### Task instructions
What follows is a set of records; restate each one word for word and drop the pictures.

### Information provided

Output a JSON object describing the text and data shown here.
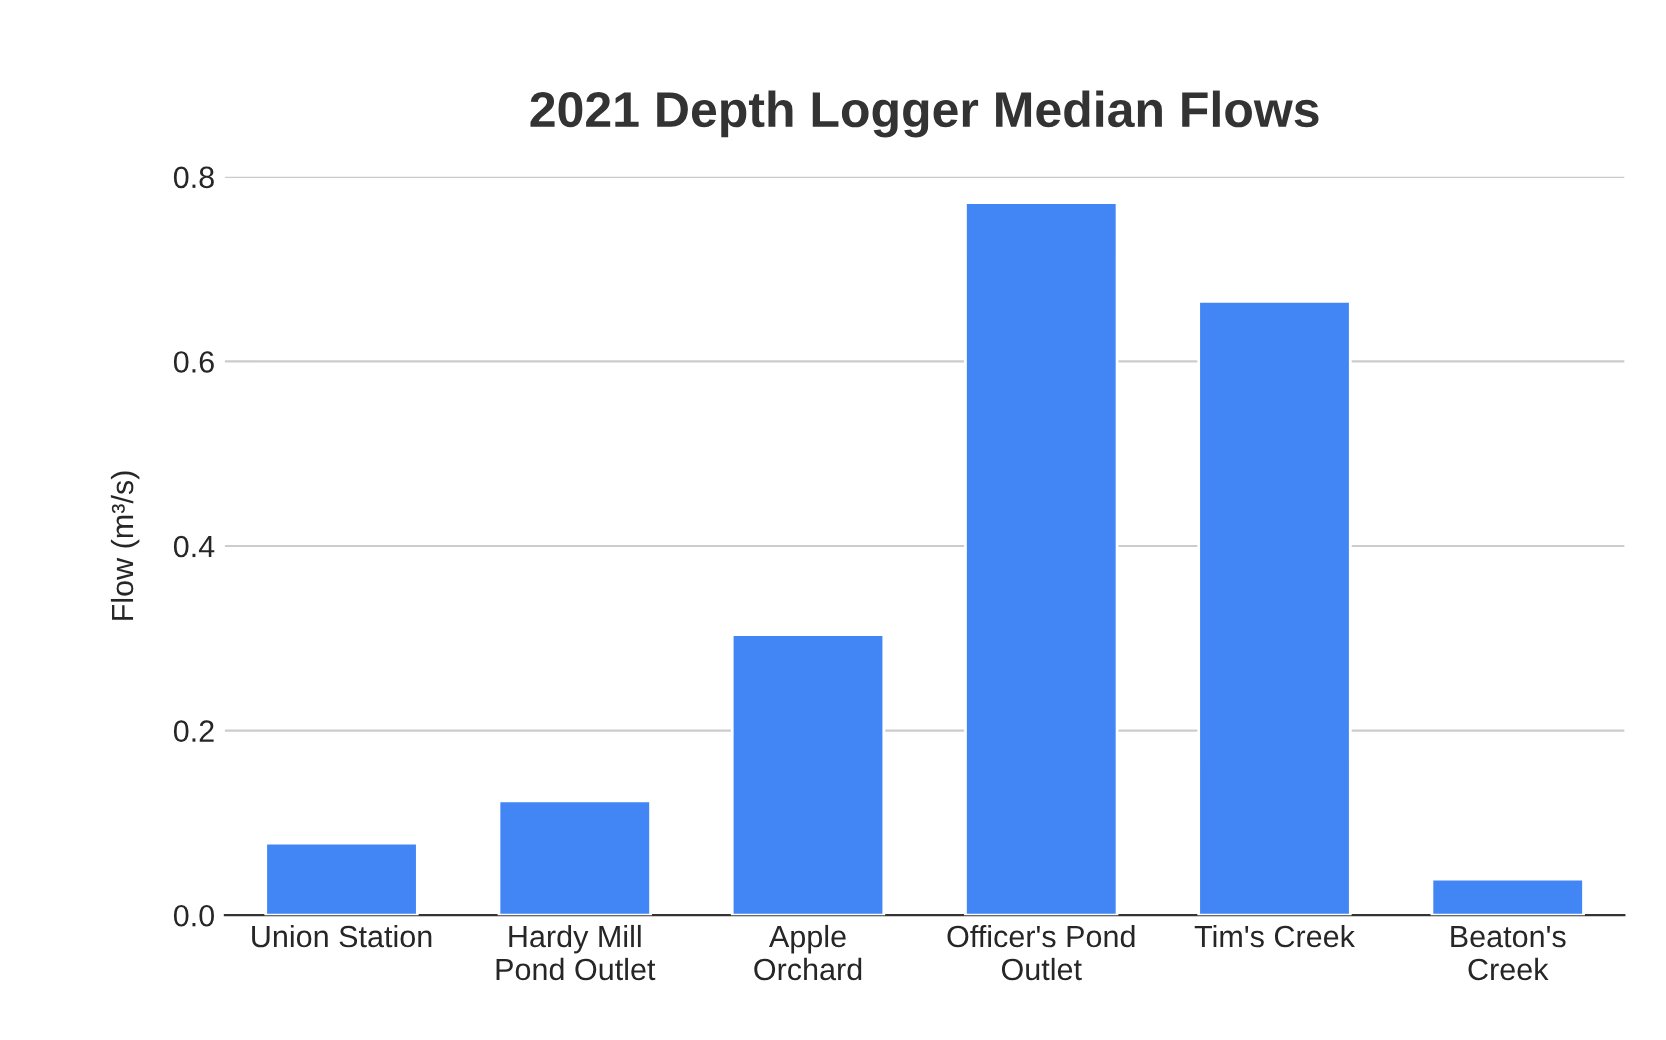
{
  "chart_data": {
    "type": "bar",
    "title": "2021 Depth Logger Median Flows",
    "ylabel": "Flow (m³/s)",
    "categories": [
      "Union Station",
      "Hardy Mill\nPond Outlet",
      "Apple\nOrchard",
      "Officer's Pond\nOutlet",
      "Tim's Creek",
      "Beaton's\nCreek"
    ],
    "values": [
      0.078,
      0.124,
      0.304,
      0.772,
      0.665,
      0.039
    ],
    "color": "#4285f4",
    "ylim": [
      0,
      0.8
    ],
    "yticks": [
      {
        "value": 0,
        "label": "0.0"
      },
      {
        "value": 0.2,
        "label": "0.2"
      },
      {
        "value": 0.4,
        "label": "0.4"
      },
      {
        "value": 0.6,
        "label": "0.6"
      },
      {
        "value": 0.8,
        "label": "0.8"
      }
    ],
    "grid": "y"
  }
}
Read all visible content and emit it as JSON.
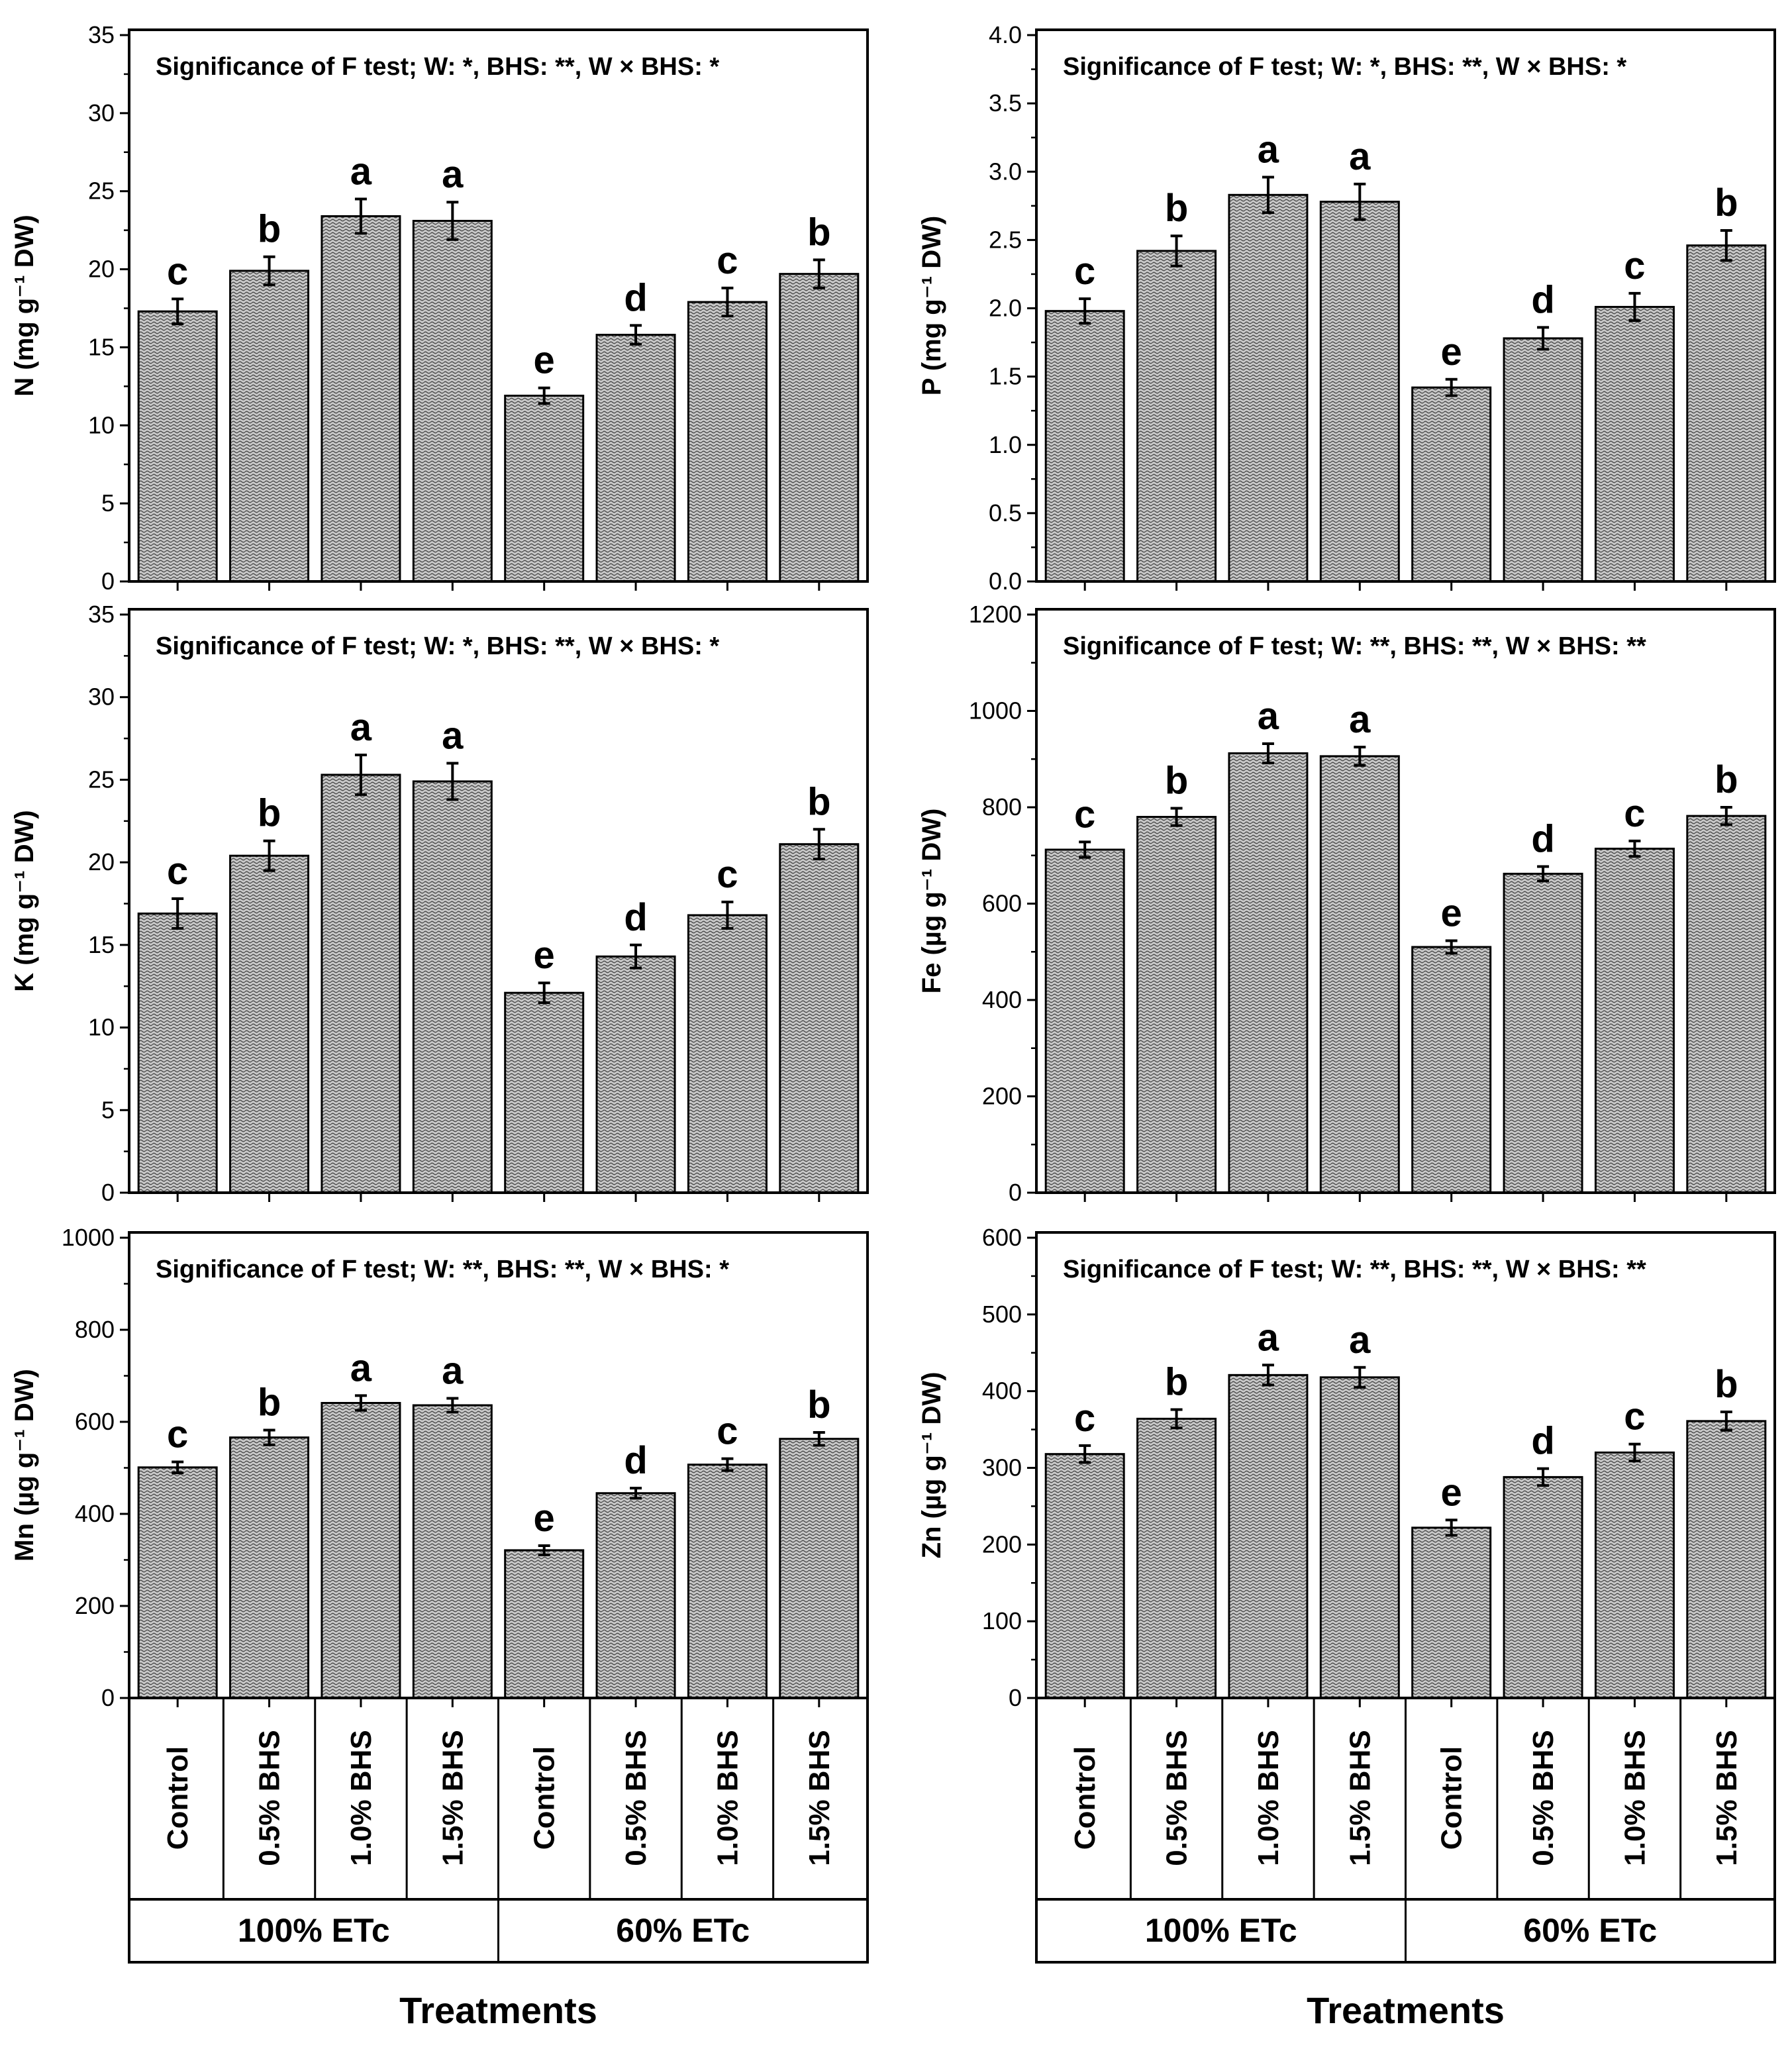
{
  "figure": {
    "x_title": "Treatments",
    "categories": [
      "Control",
      "0.5% BHS",
      "1.0% BHS",
      "1.5% BHS",
      "Control",
      "0.5% BHS",
      "1.0% BHS",
      "1.5% BHS"
    ],
    "groups": [
      "100% ETc",
      "60% ETc"
    ]
  },
  "chart_data": [
    {
      "type": "bar",
      "title": "Significance of F test; W: *, BHS: **, W × BHS: *",
      "ylabel": "N (mg g⁻¹ DW)",
      "ylim": [
        0,
        35
      ],
      "yticks": [
        0,
        5,
        10,
        15,
        20,
        25,
        30,
        35
      ],
      "ytick_labels": [
        "0",
        "5",
        "10",
        "15",
        "20",
        "25",
        "30",
        "35"
      ],
      "values": [
        17.3,
        19.9,
        23.4,
        23.1,
        11.9,
        15.8,
        17.9,
        19.7
      ],
      "errors": [
        0.8,
        0.9,
        1.1,
        1.2,
        0.5,
        0.6,
        0.9,
        0.9
      ],
      "letters": [
        "c",
        "b",
        "a",
        "a",
        "e",
        "d",
        "c",
        "b"
      ]
    },
    {
      "type": "bar",
      "title": "Significance of F test; W: *, BHS: **, W × BHS: *",
      "ylabel": "P (mg g⁻¹ DW)",
      "ylim": [
        0,
        4.0
      ],
      "yticks": [
        0,
        0.5,
        1.0,
        1.5,
        2.0,
        2.5,
        3.0,
        3.5,
        4.0
      ],
      "ytick_labels": [
        "0.0",
        "0.5",
        "1.0",
        "1.5",
        "2.0",
        "2.5",
        "3.0",
        "3.5",
        "4.0"
      ],
      "values": [
        1.98,
        2.42,
        2.83,
        2.78,
        1.42,
        1.78,
        2.01,
        2.46
      ],
      "errors": [
        0.09,
        0.11,
        0.13,
        0.13,
        0.06,
        0.08,
        0.1,
        0.11
      ],
      "letters": [
        "c",
        "b",
        "a",
        "a",
        "e",
        "d",
        "c",
        "b"
      ]
    },
    {
      "type": "bar",
      "title": "Significance of F test; W: *, BHS: **, W × BHS: *",
      "ylabel": "K (mg g⁻¹ DW)",
      "ylim": [
        0,
        35
      ],
      "yticks": [
        0,
        5,
        10,
        15,
        20,
        25,
        30,
        35
      ],
      "ytick_labels": [
        "0",
        "5",
        "10",
        "15",
        "20",
        "25",
        "30",
        "35"
      ],
      "values": [
        16.9,
        20.4,
        25.3,
        24.9,
        12.1,
        14.3,
        16.8,
        21.1
      ],
      "errors": [
        0.9,
        0.9,
        1.2,
        1.1,
        0.6,
        0.7,
        0.8,
        0.9
      ],
      "letters": [
        "c",
        "b",
        "a",
        "a",
        "e",
        "d",
        "c",
        "b"
      ]
    },
    {
      "type": "bar",
      "title": "Significance of F test; W: **, BHS: **, W × BHS: **",
      "ylabel": "Fe (µg g⁻¹ DW)",
      "ylim": [
        0,
        1200
      ],
      "yticks": [
        0,
        200,
        400,
        600,
        800,
        1000,
        1200
      ],
      "ytick_labels": [
        "0",
        "200",
        "400",
        "600",
        "800",
        "1000",
        "1200"
      ],
      "values": [
        712,
        780,
        912,
        906,
        510,
        662,
        714,
        782
      ],
      "errors": [
        16,
        18,
        20,
        19,
        13,
        15,
        16,
        18
      ],
      "letters": [
        "c",
        "b",
        "a",
        "a",
        "e",
        "d",
        "c",
        "b"
      ]
    },
    {
      "type": "bar",
      "title": "Significance of F test; W: **, BHS: **, W × BHS: *",
      "ylabel": "Mn (µg g⁻¹ DW)",
      "ylim": [
        0,
        1000
      ],
      "yticks": [
        0,
        200,
        400,
        600,
        800,
        1000
      ],
      "ytick_labels": [
        "0",
        "200",
        "400",
        "600",
        "800",
        "1000"
      ],
      "values": [
        501,
        566,
        641,
        636,
        321,
        445,
        507,
        563
      ],
      "errors": [
        12,
        16,
        16,
        15,
        10,
        11,
        13,
        14
      ],
      "letters": [
        "c",
        "b",
        "a",
        "a",
        "e",
        "d",
        "c",
        "b"
      ]
    },
    {
      "type": "bar",
      "title": "Significance of F test; W: **, BHS: **, W × BHS: **",
      "ylabel": "Zn (µg g⁻¹ DW)",
      "ylim": [
        0,
        600
      ],
      "yticks": [
        0,
        100,
        200,
        300,
        400,
        500,
        600
      ],
      "ytick_labels": [
        "0",
        "100",
        "200",
        "300",
        "400",
        "500",
        "600"
      ],
      "values": [
        318,
        364,
        421,
        418,
        222,
        288,
        320,
        361
      ],
      "errors": [
        11,
        12,
        13,
        13,
        10,
        11,
        11,
        12
      ],
      "letters": [
        "c",
        "b",
        "a",
        "a",
        "e",
        "d",
        "c",
        "b"
      ]
    }
  ]
}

### Solved problem
Output a JSON object describing the text and data shown here.
{
  "chart_data": {
    "type": "bar",
    "title": "2021 Depth Logger Median Flows",
    "ylabel": "Flow (m³/s)",
    "categories": [
      "Union Station",
      "Hardy Mill\nPond Outlet",
      "Apple\nOrchard",
      "Officer's Pond\nOutlet",
      "Tim's Creek",
      "Beaton's\nCreek"
    ],
    "values": [
      0.078,
      0.124,
      0.304,
      0.772,
      0.665,
      0.039
    ],
    "color": "#4285f4",
    "ylim": [
      0,
      0.8
    ],
    "yticks": [
      {
        "value": 0,
        "label": "0.0"
      },
      {
        "value": 0.2,
        "label": "0.2"
      },
      {
        "value": 0.4,
        "label": "0.4"
      },
      {
        "value": 0.6,
        "label": "0.6"
      },
      {
        "value": 0.8,
        "label": "0.8"
      }
    ],
    "grid": "y"
  }
}
Read all visible content and emit it as JSON.
{
  "figure": {
    "x_title": "Treatments",
    "categories": [
      "Control",
      "0.5% BHS",
      "1.0% BHS",
      "1.5% BHS",
      "Control",
      "0.5% BHS",
      "1.0% BHS",
      "1.5% BHS"
    ],
    "groups": [
      "100% ETc",
      "60% ETc"
    ]
  },
  "chart_data": [
    {
      "type": "bar",
      "title": "Significance of F test; W: *, BHS: **, W × BHS: *",
      "ylabel": "N (mg g⁻¹ DW)",
      "ylim": [
        0,
        35
      ],
      "yticks": [
        0,
        5,
        10,
        15,
        20,
        25,
        30,
        35
      ],
      "ytick_labels": [
        "0",
        "5",
        "10",
        "15",
        "20",
        "25",
        "30",
        "35"
      ],
      "values": [
        17.3,
        19.9,
        23.4,
        23.1,
        11.9,
        15.8,
        17.9,
        19.7
      ],
      "errors": [
        0.8,
        0.9,
        1.1,
        1.2,
        0.5,
        0.6,
        0.9,
        0.9
      ],
      "letters": [
        "c",
        "b",
        "a",
        "a",
        "e",
        "d",
        "c",
        "b"
      ]
    },
    {
      "type": "bar",
      "title": "Significance of F test; W: *, BHS: **, W × BHS: *",
      "ylabel": "P (mg g⁻¹ DW)",
      "ylim": [
        0,
        4.0
      ],
      "yticks": [
        0,
        0.5,
        1.0,
        1.5,
        2.0,
        2.5,
        3.0,
        3.5,
        4.0
      ],
      "ytick_labels": [
        "0.0",
        "0.5",
        "1.0",
        "1.5",
        "2.0",
        "2.5",
        "3.0",
        "3.5",
        "4.0"
      ],
      "values": [
        1.98,
        2.42,
        2.83,
        2.78,
        1.42,
        1.78,
        2.01,
        2.46
      ],
      "errors": [
        0.09,
        0.11,
        0.13,
        0.13,
        0.06,
        0.08,
        0.1,
        0.11
      ],
      "letters": [
        "c",
        "b",
        "a",
        "a",
        "e",
        "d",
        "c",
        "b"
      ]
    },
    {
      "type": "bar",
      "title": "Significance of F test; W: *, BHS: **, W × BHS: *",
      "ylabel": "K (mg g⁻¹ DW)",
      "ylim": [
        0,
        35
      ],
      "yticks": [
        0,
        5,
        10,
        15,
        20,
        25,
        30,
        35
      ],
      "ytick_labels": [
        "0",
        "5",
        "10",
        "15",
        "20",
        "25",
        "30",
        "35"
      ],
      "values": [
        16.9,
        20.4,
        25.3,
        24.9,
        12.1,
        14.3,
        16.8,
        21.1
      ],
      "errors": [
        0.9,
        0.9,
        1.2,
        1.1,
        0.6,
        0.7,
        0.8,
        0.9
      ],
      "letters": [
        "c",
        "b",
        "a",
        "a",
        "e",
        "d",
        "c",
        "b"
      ]
    },
    {
      "type": "bar",
      "title": "Significance of F test; W: **, BHS: **, W × BHS: **",
      "ylabel": "Fe (µg g⁻¹ DW)",
      "ylim": [
        0,
        1200
      ],
      "yticks": [
        0,
        200,
        400,
        600,
        800,
        1000,
        1200
      ],
      "ytick_labels": [
        "0",
        "200",
        "400",
        "600",
        "800",
        "1000",
        "1200"
      ],
      "values": [
        712,
        780,
        912,
        906,
        510,
        662,
        714,
        782
      ],
      "errors": [
        16,
        18,
        20,
        19,
        13,
        15,
        16,
        18
      ],
      "letters": [
        "c",
        "b",
        "a",
        "a",
        "e",
        "d",
        "c",
        "b"
      ]
    },
    {
      "type": "bar",
      "title": "Significance of F test; W: **, BHS: **, W × BHS: *",
      "ylabel": "Mn (µg g⁻¹ DW)",
      "ylim": [
        0,
        1000
      ],
      "yticks": [
        0,
        200,
        400,
        600,
        800,
        1000
      ],
      "ytick_labels": [
        "0",
        "200",
        "400",
        "600",
        "800",
        "1000"
      ],
      "values": [
        501,
        566,
        641,
        636,
        321,
        445,
        507,
        563
      ],
      "errors": [
        12,
        16,
        16,
        15,
        10,
        11,
        13,
        14
      ],
      "letters": [
        "c",
        "b",
        "a",
        "a",
        "e",
        "d",
        "c",
        "b"
      ]
    },
    {
      "type": "bar",
      "title": "Significance of F test; W: **, BHS: **, W × BHS: **",
      "ylabel": "Zn (µg g⁻¹ DW)",
      "ylim": [
        0,
        600
      ],
      "yticks": [
        0,
        100,
        200,
        300,
        400,
        500,
        600
      ],
      "ytick_labels": [
        "0",
        "100",
        "200",
        "300",
        "400",
        "500",
        "600"
      ],
      "values": [
        318,
        364,
        421,
        418,
        222,
        288,
        320,
        361
      ],
      "errors": [
        11,
        12,
        13,
        13,
        10,
        11,
        11,
        12
      ],
      "letters": [
        "c",
        "b",
        "a",
        "a",
        "e",
        "d",
        "c",
        "b"
      ]
    }
  ]
}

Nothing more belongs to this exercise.